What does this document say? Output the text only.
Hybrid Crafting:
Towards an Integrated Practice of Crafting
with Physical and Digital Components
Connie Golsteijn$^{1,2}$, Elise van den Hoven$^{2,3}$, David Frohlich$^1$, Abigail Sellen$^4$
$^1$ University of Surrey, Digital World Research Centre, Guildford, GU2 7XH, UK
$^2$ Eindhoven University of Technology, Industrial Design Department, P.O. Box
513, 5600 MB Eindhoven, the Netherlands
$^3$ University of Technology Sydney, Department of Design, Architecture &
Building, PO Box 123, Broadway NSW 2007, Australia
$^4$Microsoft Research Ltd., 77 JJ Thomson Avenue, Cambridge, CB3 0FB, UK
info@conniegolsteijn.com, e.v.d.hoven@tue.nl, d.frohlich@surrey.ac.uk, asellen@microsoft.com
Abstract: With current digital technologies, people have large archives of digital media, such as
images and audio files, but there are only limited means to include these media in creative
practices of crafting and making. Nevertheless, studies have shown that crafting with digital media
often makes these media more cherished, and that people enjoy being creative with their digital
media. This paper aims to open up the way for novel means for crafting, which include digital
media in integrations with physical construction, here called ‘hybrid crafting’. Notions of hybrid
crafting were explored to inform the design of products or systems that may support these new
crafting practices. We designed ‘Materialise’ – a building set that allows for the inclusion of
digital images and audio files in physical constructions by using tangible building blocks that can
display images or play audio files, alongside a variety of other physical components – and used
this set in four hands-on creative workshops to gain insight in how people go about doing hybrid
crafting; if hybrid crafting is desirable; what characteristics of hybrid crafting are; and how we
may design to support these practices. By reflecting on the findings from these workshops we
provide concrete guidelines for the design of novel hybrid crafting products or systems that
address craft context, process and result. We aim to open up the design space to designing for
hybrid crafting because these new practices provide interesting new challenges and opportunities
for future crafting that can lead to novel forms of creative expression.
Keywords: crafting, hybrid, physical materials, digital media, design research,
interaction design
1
-=-=-=-=-
Short task:
Within the listing above, find every line containing the string "provide" and return it.

Output of the exercise:
provide concrete guidelines for the design of novel hybrid crafting products or systems that
hybrid crafting because these new practices provide interesting new challenges and opportunities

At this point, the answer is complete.